**AIM OF THE TASK**:
Give only the number of lines in these records that contain the word "screenshot".
<<<<
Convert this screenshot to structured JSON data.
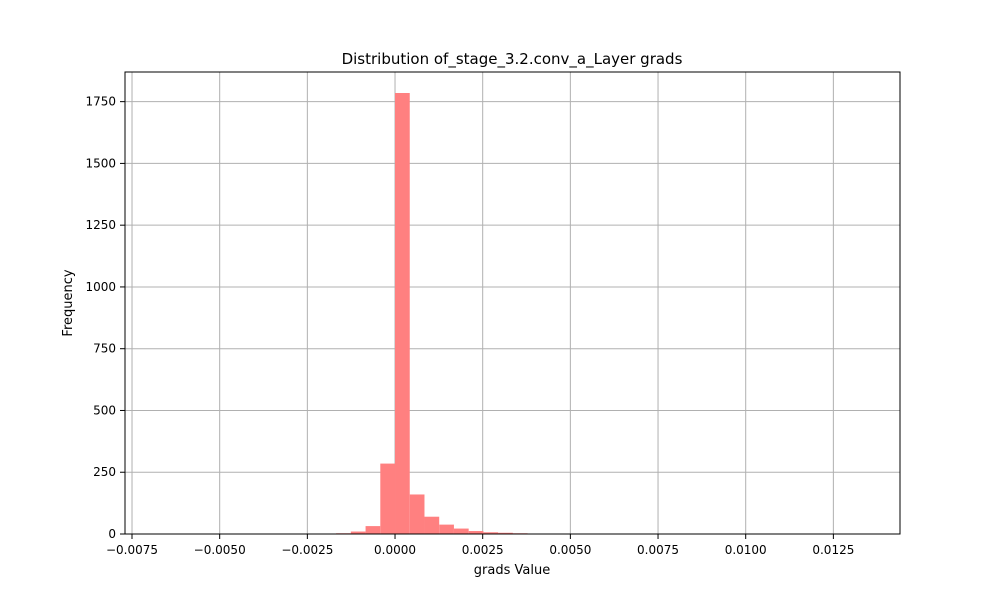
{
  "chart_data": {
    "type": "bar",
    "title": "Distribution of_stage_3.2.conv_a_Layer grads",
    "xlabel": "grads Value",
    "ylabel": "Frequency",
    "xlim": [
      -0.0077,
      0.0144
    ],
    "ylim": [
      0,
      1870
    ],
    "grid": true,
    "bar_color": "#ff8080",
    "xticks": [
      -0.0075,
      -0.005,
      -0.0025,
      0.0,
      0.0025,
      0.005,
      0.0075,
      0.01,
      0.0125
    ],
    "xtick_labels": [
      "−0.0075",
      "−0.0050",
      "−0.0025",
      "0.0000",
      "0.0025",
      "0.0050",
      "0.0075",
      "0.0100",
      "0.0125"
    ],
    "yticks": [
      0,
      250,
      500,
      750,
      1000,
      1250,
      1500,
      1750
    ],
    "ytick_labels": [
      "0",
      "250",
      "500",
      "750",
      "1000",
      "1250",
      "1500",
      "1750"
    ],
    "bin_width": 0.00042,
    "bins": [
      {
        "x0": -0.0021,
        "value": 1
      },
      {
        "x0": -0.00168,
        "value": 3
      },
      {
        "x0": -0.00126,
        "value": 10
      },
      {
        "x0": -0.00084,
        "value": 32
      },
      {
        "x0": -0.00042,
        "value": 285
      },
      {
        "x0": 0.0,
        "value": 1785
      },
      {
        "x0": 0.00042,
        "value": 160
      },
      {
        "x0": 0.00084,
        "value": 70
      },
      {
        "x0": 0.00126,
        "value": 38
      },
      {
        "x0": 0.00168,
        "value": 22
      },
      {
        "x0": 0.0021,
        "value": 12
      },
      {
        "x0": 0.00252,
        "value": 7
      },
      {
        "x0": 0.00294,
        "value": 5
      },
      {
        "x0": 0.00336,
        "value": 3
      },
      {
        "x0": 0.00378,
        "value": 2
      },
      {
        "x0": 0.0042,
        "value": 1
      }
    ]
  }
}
>>>>
<<<<
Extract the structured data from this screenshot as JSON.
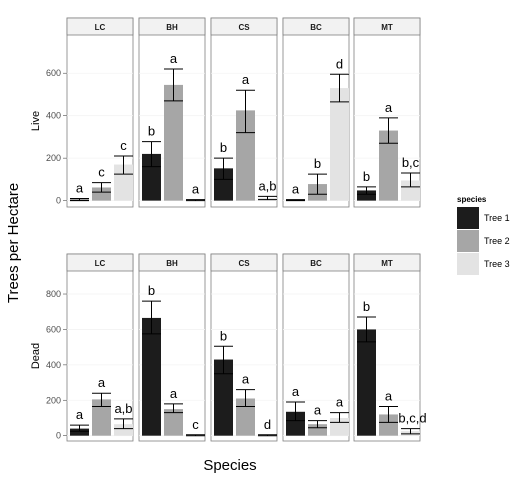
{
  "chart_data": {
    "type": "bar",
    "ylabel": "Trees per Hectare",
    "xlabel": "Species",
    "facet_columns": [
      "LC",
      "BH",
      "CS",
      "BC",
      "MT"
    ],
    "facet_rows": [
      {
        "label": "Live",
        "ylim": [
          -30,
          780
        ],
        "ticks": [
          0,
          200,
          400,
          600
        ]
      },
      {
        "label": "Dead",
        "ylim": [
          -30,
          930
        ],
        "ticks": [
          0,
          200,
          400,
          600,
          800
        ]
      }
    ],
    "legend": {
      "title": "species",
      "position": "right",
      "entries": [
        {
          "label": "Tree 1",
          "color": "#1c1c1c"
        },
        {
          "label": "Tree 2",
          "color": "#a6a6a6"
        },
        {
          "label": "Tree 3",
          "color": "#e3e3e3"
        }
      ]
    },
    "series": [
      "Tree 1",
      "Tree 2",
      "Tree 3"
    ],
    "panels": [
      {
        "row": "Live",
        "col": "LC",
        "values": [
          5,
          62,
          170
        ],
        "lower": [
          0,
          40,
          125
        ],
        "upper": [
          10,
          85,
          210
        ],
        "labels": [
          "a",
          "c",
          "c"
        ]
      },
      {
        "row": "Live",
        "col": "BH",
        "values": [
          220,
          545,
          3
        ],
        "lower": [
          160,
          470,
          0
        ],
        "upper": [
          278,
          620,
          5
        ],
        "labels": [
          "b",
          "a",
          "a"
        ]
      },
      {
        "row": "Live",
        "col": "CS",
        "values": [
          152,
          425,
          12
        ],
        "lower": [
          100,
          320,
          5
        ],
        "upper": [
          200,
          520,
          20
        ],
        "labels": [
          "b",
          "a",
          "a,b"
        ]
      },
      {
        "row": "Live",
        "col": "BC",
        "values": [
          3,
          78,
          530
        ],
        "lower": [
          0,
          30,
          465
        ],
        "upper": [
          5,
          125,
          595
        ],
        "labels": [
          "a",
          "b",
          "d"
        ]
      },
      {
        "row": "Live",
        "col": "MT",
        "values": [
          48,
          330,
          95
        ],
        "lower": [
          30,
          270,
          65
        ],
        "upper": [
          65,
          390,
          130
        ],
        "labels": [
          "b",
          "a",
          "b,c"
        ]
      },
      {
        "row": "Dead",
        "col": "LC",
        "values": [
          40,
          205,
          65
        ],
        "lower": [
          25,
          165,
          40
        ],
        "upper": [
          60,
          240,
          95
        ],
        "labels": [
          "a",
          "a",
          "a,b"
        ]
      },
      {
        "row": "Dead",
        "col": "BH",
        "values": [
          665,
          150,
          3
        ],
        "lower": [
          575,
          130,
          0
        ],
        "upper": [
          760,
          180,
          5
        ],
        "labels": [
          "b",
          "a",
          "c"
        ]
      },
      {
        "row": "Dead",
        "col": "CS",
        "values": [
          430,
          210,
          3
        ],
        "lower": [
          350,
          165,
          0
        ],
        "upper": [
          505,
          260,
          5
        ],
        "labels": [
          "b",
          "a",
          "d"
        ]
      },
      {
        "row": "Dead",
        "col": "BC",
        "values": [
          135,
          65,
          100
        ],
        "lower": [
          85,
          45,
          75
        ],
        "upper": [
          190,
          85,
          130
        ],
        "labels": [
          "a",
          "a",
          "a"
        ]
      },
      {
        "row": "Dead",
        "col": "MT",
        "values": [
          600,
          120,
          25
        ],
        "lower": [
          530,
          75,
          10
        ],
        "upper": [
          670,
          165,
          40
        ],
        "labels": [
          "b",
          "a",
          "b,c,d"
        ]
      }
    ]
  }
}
>>>>
**FINAL RESULT**:
2